**What is asked**
Collect all lines containing the word "endeksi" from the data.

Dataset rows about figures:
* * * * * * *
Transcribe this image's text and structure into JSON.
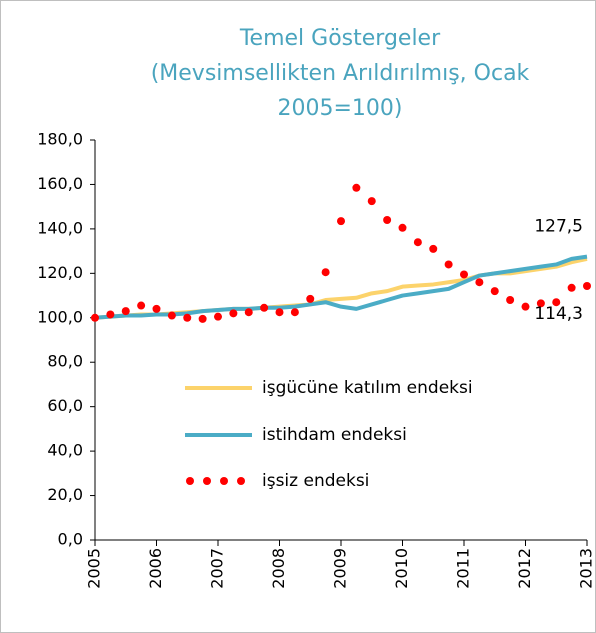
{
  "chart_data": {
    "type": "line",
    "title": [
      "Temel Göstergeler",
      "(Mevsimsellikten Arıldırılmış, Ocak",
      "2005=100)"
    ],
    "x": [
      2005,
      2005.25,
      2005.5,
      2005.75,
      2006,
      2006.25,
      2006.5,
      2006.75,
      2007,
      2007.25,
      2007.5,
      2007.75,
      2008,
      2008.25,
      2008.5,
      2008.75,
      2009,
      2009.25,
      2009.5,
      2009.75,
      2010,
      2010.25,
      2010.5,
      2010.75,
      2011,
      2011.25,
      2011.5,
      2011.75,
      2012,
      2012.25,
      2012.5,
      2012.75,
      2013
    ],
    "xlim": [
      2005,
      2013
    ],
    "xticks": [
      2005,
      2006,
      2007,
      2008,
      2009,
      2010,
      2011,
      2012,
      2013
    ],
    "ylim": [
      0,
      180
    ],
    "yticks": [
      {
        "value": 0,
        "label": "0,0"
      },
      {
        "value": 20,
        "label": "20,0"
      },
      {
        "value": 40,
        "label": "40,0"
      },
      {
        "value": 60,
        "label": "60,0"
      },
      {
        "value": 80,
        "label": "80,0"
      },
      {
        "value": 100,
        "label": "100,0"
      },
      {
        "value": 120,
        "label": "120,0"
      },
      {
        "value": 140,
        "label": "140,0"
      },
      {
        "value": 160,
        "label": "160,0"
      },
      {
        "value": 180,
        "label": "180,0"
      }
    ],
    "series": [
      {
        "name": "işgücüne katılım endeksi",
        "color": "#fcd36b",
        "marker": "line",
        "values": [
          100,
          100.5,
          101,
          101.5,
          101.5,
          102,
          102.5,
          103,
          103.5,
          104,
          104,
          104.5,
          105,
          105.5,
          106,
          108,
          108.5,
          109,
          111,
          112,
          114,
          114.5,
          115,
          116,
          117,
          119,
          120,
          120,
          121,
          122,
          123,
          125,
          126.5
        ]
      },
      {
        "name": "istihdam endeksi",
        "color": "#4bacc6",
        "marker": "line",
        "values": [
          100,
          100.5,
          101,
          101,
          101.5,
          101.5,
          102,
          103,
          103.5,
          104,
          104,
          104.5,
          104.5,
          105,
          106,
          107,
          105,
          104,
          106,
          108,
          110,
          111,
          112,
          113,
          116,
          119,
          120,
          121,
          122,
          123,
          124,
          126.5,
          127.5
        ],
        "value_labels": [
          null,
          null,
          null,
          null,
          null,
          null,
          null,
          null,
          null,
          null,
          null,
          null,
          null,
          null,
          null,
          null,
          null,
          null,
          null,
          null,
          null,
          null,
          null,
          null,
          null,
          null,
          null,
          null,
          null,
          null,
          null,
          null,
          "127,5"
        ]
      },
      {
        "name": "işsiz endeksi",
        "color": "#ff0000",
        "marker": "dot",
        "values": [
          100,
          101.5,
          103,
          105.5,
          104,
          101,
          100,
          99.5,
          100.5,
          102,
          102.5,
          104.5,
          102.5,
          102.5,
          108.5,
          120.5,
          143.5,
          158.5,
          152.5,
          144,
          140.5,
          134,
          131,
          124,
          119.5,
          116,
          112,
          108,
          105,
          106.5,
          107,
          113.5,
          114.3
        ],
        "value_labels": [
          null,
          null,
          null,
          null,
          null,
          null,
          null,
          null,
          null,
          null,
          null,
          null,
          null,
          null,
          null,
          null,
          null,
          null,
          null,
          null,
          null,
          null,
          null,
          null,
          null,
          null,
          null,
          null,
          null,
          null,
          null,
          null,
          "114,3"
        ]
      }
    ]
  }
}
* * * * * * *
**The solution**
        "name": "işgücüne katılım endeksi",
        "name": "istihdam endeksi",
        "name": "işsiz endeksi",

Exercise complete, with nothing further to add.